# EXERCISE
Retype all of the entries word for word.

⟨

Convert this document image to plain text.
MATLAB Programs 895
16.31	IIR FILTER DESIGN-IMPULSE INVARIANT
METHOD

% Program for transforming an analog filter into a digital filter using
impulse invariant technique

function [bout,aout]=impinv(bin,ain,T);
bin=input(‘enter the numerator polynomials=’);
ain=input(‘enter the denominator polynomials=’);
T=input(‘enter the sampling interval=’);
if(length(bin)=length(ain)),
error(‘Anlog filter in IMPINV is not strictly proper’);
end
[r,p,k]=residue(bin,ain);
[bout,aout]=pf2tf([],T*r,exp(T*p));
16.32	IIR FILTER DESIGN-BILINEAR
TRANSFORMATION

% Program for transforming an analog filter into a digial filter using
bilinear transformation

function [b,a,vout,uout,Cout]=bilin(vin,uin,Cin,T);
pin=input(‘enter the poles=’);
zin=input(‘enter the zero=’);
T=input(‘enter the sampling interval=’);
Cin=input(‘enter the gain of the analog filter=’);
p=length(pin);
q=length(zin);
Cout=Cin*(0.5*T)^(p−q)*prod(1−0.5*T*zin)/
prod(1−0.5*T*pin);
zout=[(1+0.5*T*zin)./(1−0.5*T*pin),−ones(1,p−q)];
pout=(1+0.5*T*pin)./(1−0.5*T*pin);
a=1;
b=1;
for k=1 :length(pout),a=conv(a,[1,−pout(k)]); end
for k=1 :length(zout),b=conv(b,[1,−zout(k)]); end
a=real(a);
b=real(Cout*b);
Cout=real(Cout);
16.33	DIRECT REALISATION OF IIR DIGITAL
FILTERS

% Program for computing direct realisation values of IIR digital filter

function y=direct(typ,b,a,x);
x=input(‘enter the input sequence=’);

⟩

# RESPONSE
Convert this document image to plain text.
MATLAB Programs 895
16.31	IIR FILTER DESIGN-IMPULSE INVARIANT
METHOD

% Program for transforming an analog filter into a digital filter using
impulse invariant technique

function [bout,aout]=impinv(bin,ain,T);
bin=input(‘enter the numerator polynomials=’);
ain=input(‘enter the denominator polynomials=’);
T=input(‘enter the sampling interval=’);
if(length(bin)=length(ain)),
error(‘Anlog filter in IMPINV is not strictly proper’);
end
[r,p,k]=residue(bin,ain);
[bout,aout]=pf2tf([],T*r,exp(T*p));
16.32	IIR FILTER DESIGN-BILINEAR
TRANSFORMATION

% Program for transforming an analog filter into a digial filter using
bilinear transformation

function [b,a,vout,uout,Cout]=bilin(vin,uin,Cin,T);
pin=input(‘enter the poles=’);
zin=input(‘enter the zero=’);
T=input(‘enter the sampling interval=’);
Cin=input(‘enter the gain of the analog filter=’);
p=length(pin);
q=length(zin);
Cout=Cin*(0.5*T)^(p−q)*prod(1−0.5*T*zin)/
prod(1−0.5*T*pin);
zout=[(1+0.5*T*zin)./(1−0.5*T*pin),−ones(1,p−q)];
pout=(1+0.5*T*pin)./(1−0.5*T*pin);
a=1;
b=1;
for k=1 :length(pout),a=conv(a,[1,−pout(k)]); end
for k=1 :length(zout),b=conv(b,[1,−zout(k)]); end
a=real(a);
b=real(Cout*b);
Cout=real(Cout);
16.33	DIRECT REALISATION OF IIR DIGITAL
FILTERS

% Program for computing direct realisation values of IIR digital filter

function y=direct(typ,b,a,x);
x=input(‘enter the input sequence=’);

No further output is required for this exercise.